* [EXERCISE GOAL]: Copy every line that holds "this".

----- EXERCISE MATERIAL

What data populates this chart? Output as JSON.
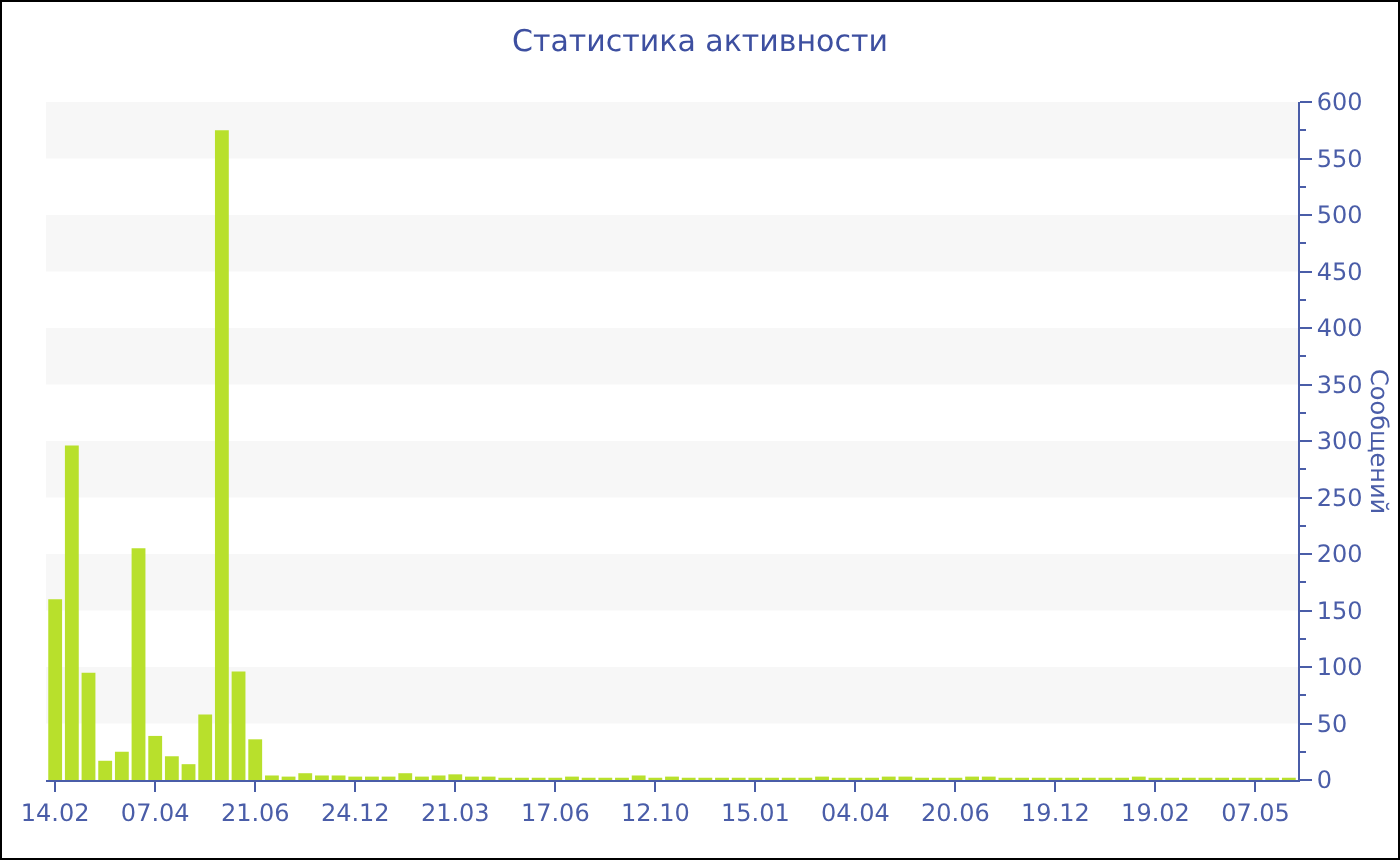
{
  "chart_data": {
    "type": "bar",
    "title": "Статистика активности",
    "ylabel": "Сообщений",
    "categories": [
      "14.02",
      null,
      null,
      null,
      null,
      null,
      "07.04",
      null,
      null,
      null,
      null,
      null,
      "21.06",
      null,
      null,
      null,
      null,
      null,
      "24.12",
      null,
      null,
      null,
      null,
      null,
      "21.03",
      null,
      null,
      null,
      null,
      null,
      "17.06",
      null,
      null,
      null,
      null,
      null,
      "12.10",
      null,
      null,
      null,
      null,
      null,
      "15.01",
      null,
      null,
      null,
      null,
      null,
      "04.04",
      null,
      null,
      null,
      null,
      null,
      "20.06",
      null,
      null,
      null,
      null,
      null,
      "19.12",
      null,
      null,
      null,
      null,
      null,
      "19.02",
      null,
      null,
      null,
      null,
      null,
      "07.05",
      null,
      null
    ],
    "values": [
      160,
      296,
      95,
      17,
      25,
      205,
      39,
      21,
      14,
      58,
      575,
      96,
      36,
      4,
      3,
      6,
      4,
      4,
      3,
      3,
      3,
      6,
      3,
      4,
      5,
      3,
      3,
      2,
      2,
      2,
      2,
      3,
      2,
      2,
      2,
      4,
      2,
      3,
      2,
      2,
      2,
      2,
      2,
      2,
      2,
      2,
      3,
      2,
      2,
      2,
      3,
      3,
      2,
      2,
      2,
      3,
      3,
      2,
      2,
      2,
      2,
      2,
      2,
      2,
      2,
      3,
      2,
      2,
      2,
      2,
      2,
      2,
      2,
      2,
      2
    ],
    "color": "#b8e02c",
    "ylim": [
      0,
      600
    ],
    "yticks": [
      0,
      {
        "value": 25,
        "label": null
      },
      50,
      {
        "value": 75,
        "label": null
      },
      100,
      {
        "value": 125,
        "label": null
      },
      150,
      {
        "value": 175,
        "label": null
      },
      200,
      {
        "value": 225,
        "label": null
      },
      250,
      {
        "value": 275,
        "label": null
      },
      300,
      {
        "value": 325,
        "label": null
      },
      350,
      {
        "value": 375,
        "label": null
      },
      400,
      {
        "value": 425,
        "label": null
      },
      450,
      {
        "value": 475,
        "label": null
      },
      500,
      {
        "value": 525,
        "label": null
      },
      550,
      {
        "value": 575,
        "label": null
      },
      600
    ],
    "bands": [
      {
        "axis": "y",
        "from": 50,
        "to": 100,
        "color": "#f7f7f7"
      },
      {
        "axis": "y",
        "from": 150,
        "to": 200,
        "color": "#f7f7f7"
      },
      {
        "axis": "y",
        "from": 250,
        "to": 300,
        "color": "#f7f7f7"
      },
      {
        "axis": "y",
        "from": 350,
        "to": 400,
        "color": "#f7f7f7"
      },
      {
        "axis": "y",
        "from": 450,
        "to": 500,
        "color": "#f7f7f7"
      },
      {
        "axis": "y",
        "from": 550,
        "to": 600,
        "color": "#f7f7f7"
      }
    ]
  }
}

----------
----- EXERCISE MATERIAL

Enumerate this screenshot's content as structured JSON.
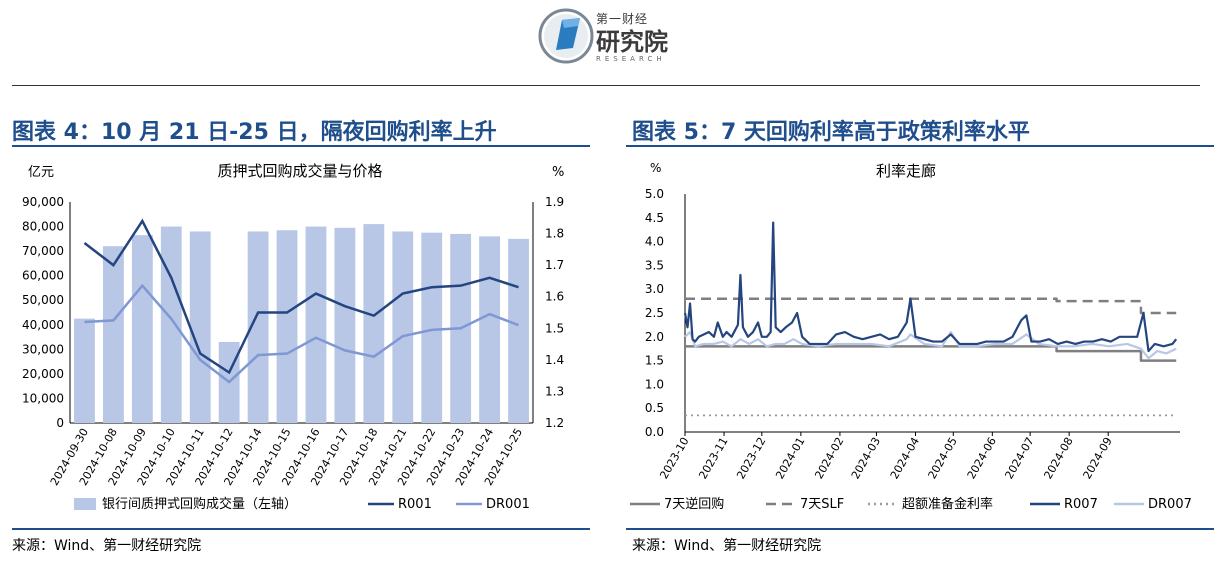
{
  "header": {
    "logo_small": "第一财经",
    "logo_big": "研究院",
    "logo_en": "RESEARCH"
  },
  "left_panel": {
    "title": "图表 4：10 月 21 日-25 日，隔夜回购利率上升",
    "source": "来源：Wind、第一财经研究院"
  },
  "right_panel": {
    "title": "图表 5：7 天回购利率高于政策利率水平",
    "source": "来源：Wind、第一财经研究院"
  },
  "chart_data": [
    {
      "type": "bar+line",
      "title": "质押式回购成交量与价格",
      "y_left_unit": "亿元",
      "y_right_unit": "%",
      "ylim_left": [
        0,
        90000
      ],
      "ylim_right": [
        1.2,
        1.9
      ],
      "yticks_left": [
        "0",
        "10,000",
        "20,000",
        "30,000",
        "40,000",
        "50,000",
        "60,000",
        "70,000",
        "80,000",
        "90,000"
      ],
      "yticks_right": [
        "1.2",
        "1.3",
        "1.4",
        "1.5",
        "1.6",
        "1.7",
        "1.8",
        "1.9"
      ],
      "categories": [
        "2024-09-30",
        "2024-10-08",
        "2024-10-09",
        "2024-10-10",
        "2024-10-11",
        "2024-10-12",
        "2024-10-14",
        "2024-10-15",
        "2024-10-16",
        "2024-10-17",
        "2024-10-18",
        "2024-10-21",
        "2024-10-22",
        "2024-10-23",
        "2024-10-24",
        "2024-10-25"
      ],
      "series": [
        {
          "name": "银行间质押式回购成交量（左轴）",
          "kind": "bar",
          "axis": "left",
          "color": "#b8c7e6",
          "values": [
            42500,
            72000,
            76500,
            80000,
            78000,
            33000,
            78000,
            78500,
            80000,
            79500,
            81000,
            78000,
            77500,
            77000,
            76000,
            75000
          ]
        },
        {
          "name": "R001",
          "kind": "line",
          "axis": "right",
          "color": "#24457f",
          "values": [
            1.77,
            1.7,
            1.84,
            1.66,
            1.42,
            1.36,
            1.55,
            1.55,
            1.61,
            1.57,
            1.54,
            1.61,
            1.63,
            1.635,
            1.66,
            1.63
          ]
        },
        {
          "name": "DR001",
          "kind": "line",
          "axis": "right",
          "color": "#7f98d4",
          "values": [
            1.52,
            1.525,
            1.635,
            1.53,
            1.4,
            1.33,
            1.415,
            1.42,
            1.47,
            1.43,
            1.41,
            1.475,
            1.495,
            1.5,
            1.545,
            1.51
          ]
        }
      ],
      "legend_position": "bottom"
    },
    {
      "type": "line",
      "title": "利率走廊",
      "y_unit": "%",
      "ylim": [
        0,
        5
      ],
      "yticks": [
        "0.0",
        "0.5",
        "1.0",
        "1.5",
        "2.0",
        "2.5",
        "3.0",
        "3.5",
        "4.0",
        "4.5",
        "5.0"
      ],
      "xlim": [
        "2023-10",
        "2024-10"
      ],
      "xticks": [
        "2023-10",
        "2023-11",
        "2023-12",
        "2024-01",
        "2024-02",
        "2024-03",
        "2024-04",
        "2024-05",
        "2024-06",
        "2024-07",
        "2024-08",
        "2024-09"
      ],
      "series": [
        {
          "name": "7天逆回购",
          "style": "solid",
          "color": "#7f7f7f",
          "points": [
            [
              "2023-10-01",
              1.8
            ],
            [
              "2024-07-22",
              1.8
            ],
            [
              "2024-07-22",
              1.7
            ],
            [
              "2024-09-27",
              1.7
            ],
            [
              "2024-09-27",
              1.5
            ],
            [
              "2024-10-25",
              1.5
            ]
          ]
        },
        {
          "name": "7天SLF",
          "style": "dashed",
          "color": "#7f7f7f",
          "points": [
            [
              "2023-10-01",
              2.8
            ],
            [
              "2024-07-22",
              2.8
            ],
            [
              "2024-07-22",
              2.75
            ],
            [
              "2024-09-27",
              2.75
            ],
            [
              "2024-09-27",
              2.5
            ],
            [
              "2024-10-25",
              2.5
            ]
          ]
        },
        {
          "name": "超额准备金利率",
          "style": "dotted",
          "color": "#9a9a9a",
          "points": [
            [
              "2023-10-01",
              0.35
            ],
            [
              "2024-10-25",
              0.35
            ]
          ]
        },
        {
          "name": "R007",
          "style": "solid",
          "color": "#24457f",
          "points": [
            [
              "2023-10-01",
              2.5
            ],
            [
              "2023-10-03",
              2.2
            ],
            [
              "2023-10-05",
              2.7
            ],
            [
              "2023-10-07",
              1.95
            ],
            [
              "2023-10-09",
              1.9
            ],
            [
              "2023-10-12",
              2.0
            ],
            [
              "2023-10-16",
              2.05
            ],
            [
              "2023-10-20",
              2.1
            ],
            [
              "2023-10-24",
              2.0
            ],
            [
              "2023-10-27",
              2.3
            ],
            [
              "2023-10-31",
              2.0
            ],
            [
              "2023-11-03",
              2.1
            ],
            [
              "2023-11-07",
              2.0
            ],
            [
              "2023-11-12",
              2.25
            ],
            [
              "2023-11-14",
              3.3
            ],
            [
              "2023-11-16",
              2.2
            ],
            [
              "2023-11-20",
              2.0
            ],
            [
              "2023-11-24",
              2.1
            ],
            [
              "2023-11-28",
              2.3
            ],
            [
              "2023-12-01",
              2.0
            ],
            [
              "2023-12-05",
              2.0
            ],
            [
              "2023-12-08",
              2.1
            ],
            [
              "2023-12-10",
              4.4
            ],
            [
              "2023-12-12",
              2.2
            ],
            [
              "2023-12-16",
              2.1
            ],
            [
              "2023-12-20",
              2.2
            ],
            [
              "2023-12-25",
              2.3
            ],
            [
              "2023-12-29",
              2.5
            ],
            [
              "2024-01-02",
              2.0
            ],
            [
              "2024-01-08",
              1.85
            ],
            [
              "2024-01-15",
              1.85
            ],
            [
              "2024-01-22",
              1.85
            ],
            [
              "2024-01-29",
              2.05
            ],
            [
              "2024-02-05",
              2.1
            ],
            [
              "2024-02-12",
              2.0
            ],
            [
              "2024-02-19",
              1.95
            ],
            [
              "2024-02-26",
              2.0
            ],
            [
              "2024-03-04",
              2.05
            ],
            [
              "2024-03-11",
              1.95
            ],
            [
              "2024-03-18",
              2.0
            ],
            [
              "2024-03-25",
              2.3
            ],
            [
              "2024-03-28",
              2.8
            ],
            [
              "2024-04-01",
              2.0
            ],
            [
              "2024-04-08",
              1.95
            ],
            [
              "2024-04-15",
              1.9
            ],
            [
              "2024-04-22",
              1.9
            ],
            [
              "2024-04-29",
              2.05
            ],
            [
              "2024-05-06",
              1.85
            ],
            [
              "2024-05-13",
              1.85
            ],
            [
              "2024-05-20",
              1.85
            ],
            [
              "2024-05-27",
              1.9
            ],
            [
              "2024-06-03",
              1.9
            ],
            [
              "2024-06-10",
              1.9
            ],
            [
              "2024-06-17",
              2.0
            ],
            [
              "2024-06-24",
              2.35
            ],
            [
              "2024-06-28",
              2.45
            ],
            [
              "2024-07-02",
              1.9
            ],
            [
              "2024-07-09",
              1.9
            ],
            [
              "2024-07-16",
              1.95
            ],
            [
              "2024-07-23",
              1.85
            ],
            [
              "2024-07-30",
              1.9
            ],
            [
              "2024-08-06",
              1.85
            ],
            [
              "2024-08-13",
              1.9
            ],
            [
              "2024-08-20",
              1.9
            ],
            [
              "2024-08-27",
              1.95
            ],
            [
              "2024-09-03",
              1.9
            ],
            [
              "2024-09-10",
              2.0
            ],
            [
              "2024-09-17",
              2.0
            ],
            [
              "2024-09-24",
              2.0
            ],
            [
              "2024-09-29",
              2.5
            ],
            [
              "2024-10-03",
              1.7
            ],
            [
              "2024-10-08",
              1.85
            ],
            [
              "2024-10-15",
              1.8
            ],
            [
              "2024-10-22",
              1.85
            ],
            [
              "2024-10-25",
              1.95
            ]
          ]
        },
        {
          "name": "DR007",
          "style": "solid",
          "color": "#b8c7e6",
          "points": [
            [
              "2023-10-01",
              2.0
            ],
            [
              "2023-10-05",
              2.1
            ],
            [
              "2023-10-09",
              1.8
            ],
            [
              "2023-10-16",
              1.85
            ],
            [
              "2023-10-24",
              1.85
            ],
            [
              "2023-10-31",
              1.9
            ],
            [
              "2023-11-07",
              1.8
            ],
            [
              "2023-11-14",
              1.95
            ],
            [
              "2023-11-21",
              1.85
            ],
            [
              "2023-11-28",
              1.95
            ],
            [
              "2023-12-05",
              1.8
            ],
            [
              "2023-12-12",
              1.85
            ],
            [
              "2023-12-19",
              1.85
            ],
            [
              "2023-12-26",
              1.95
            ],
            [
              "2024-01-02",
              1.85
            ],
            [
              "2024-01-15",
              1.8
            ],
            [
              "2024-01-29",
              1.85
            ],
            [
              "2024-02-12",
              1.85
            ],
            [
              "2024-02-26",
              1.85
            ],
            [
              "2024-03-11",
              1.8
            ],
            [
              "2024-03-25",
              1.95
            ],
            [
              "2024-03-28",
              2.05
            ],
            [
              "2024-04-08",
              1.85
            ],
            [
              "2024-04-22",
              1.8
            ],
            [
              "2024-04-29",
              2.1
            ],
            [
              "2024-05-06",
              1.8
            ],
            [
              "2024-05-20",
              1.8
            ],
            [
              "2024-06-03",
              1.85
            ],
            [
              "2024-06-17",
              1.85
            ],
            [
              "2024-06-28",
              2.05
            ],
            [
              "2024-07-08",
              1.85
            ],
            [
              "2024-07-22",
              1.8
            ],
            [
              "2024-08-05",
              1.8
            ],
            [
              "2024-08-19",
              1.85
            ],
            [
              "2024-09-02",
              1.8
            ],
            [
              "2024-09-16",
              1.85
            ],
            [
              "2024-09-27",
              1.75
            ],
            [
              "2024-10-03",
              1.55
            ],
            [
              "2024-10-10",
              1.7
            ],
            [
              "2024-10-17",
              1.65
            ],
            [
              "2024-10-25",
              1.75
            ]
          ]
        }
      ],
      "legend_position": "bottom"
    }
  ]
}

----------

* [TASK RESULT]:
What data populates this chart? Output as JSON.
Enumerate this screenshot's content as structured JSON.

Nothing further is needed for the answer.